DATA FOR THIS EXERCISE>
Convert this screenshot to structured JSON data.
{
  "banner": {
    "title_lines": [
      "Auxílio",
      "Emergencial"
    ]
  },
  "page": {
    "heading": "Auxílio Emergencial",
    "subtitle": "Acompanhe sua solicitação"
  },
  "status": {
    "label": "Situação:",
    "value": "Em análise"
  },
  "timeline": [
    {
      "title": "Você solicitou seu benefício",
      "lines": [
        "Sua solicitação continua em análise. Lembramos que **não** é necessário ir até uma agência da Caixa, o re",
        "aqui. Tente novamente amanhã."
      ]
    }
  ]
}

SET TASK> Reproduce all the records precisely.

SOLUTION TO THE EXERCISE>
Convert this screenshot to structured JSON data.
{
  "banner": {
    "title_lines": [
      "Auxílio",
      "Emergencial"
    ]
  },
  "page": {
    "heading": "Auxílio Emergencial",
    "subtitle": "Acompanhe sua solicitação"
  },
  "status": {
    "label": "Situação:",
    "value": "Em análise"
  },
  "timeline": [
    {
      "title": "Você solicitou seu benefício",
      "lines": [
        "Sua solicitação continua em análise. Lembramos que **não** é necessário ir até uma agência da Caixa, o re",
        "aqui. Tente novamente amanhã."
      ]
    }
  ]
}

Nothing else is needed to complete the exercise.